# [WHAT YOU ARE ASKED TO DO]
Repeat the material below exactly, with no pictures.
■ ■ ■ ■ ■
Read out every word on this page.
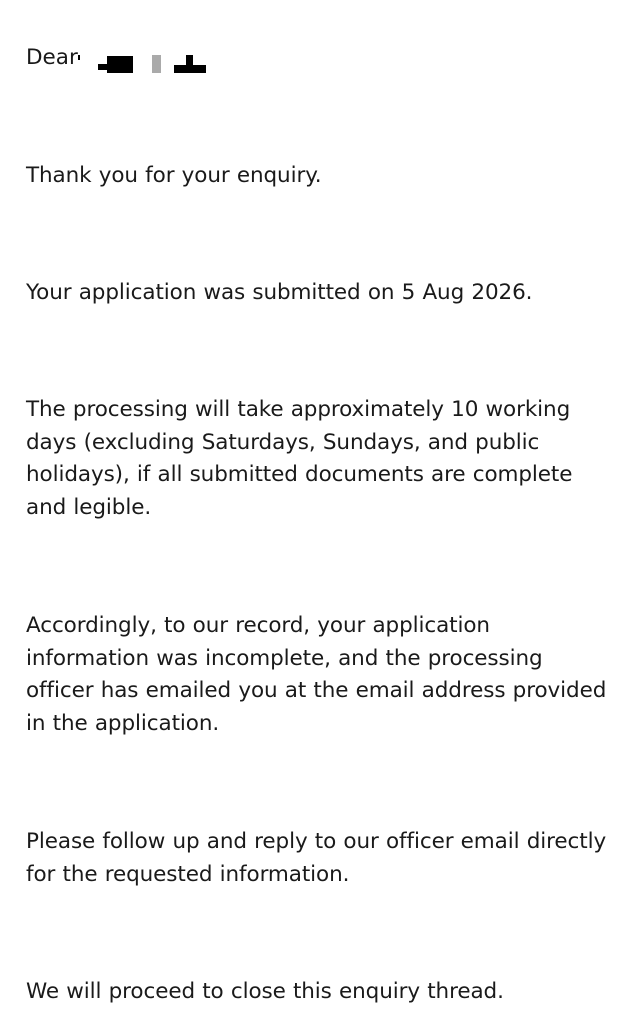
Dear

Thank you for your enquiry.

Your application was submitted on 5 Aug 2026.

The processing will take approximately 10 working days (excluding Saturdays, Sundays, and public holidays), if all submitted documents are complete and legible.

Accordingly, to our record, your application information was incomplete, and the processing officer has emailed you at the email address provided in the application.

Please follow up and reply to our officer email directly for the requested information.

We will proceed to close this enquiry thread.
■ ■ ■ ■ ■
# [WRITTEN ANSWER]
Read out every word on this page.
Dear

Thank you for your enquiry.

Your application was submitted on 5 Aug 2026.

The processing will take approximately 10 working days (excluding Saturdays, Sundays, and public holidays), if all submitted documents are complete and legible.

Accordingly, to our record, your application information was incomplete, and the processing officer has emailed you at the email address provided in the application.

Please follow up and reply to our officer email directly for the requested information.

We will proceed to close this enquiry thread.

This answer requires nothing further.